[WHAT YOU HAVE TO DO]
Can you print the data exactly and leave out each image?

(Stored records)

— BEGIN —

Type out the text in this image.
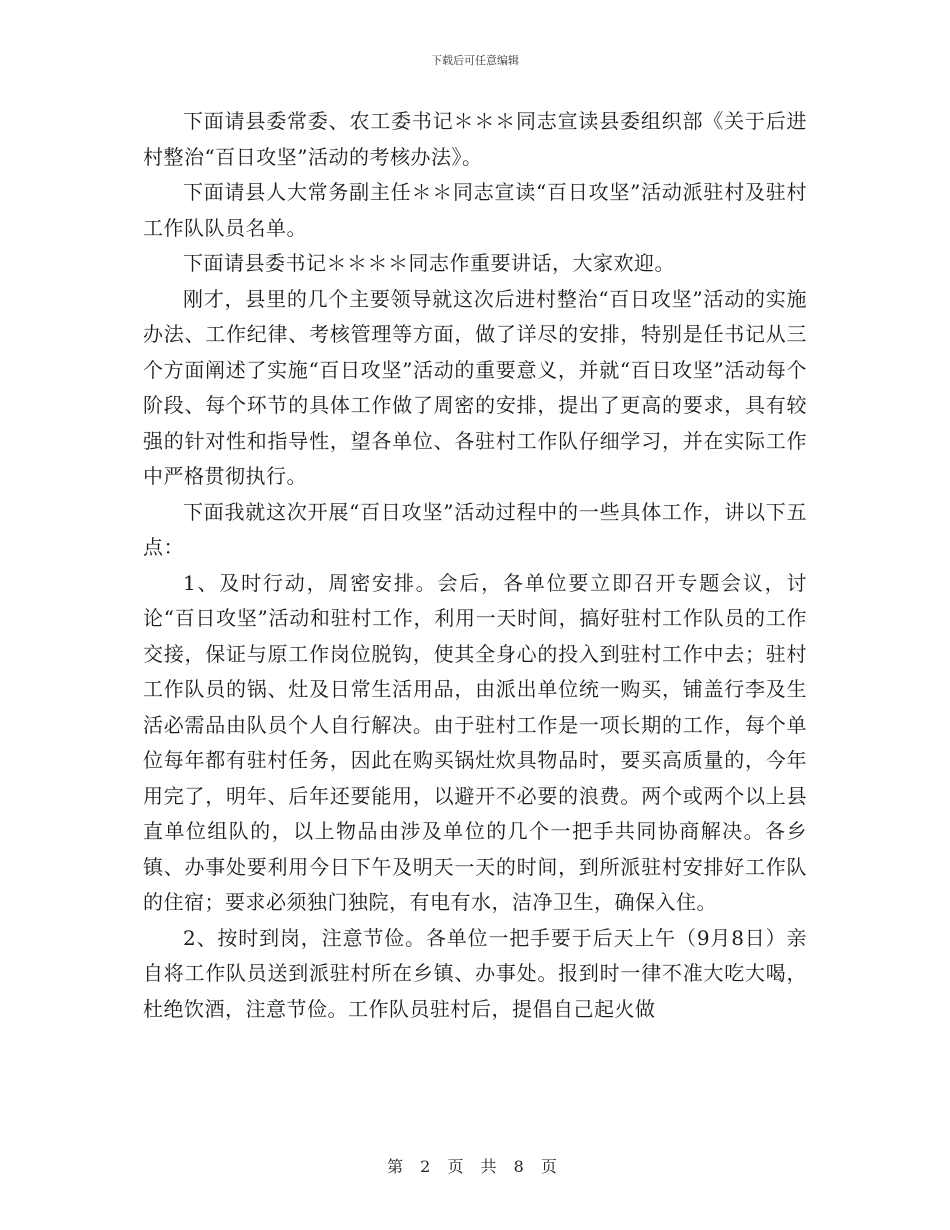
下载后可任意编辑

下面请县委常委、农工委书记＊＊＊同志宣读县委组织部《关于后进村整治“百日攻坚”活动的考核办法》。

下面请县人大常务副主任＊＊同志宣读“百日攻坚”活动派驻村及驻村工作队队员名单。

下面请县委书记＊＊＊＊同志作重要讲话，大家欢迎。

刚才，县里的几个主要领导就这次后进村整治“百日攻坚”活动的实施办法、工作纪律、考核管理等方面，做了详尽的安排，特别是任书记从三个方面阐述了实施“百日攻坚”活动的重要意义，并就“百日攻坚”活动每个阶段、每个环节的具体工作做了周密的安排，提出了更高的要求，具有较强的针对性和指导性，望各单位、各驻村工作队仔细学习，并在实际工作中严格贯彻执行。

下面我就这次开展“百日攻坚”活动过程中的一些具体工作，讲以下五点：

1、及时行动，周密安排。会后，各单位要立即召开专题会议，讨论“百日攻坚”活动和驻村工作，利用一天时间，搞好驻村工作队员的工作交接，保证与原工作岗位脱钩，使其全身心的投入到驻村工作中去；驻村工作队员的锅、灶及日常生活用品，由派出单位统一购买，铺盖行李及生活必需品由队员个人自行解决。由于驻村工作是一项长期的工作，每个单位每年都有驻村任务，因此在购买锅灶炊具物品时，要买高质量的，今年用完了，明年、后年还要能用，以避开不必要的浪费。两个或两个以上县直单位组队的，以上物品由涉及单位的几个一把手共同协商解决。各乡镇、办事处要利用今日下午及明天一天的时间，到所派驻村安排好工作队的住宿；要求必须独门独院，有电有水，洁净卫生，确保入住。

2、按时到岗，注意节俭。各单位一把手要于后天上午（9月8日）亲自将工作队员送到派驻村所在乡镇、办事处。报到时一律不准大吃大喝，杜绝饮酒，注意节俭。工作队员驻村后，提倡自己起火做

第 2 页 共 8 页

— END —

[EXPECTED ANSWER]
Type out the text in this image.
下载后可任意编辑

下面请县委常委、农工委书记＊＊＊同志宣读县委组织部《关于后进村整治“百日攻坚”活动的考核办法》。

下面请县人大常务副主任＊＊同志宣读“百日攻坚”活动派驻村及驻村工作队队员名单。

下面请县委书记＊＊＊＊同志作重要讲话，大家欢迎。

刚才，县里的几个主要领导就这次后进村整治“百日攻坚”活动的实施办法、工作纪律、考核管理等方面，做了详尽的安排，特别是任书记从三个方面阐述了实施“百日攻坚”活动的重要意义，并就“百日攻坚”活动每个阶段、每个环节的具体工作做了周密的安排，提出了更高的要求，具有较强的针对性和指导性，望各单位、各驻村工作队仔细学习，并在实际工作中严格贯彻执行。

下面我就这次开展“百日攻坚”活动过程中的一些具体工作，讲以下五点：

1、及时行动，周密安排。会后，各单位要立即召开专题会议，讨论“百日攻坚”活动和驻村工作，利用一天时间，搞好驻村工作队员的工作交接，保证与原工作岗位脱钩，使其全身心的投入到驻村工作中去；驻村工作队员的锅、灶及日常生活用品，由派出单位统一购买，铺盖行李及生活必需品由队员个人自行解决。由于驻村工作是一项长期的工作，每个单位每年都有驻村任务，因此在购买锅灶炊具物品时，要买高质量的，今年用完了，明年、后年还要能用，以避开不必要的浪费。两个或两个以上县直单位组队的，以上物品由涉及单位的几个一把手共同协商解决。各乡镇、办事处要利用今日下午及明天一天的时间，到所派驻村安排好工作队的住宿；要求必须独门独院，有电有水，洁净卫生，确保入住。

2、按时到岗，注意节俭。各单位一把手要于后天上午（9月8日）亲自将工作队员送到派驻村所在乡镇、办事处。报到时一律不准大吃大喝，杜绝饮酒，注意节俭。工作队员驻村后，提倡自己起火做

第 2 页 共 8 页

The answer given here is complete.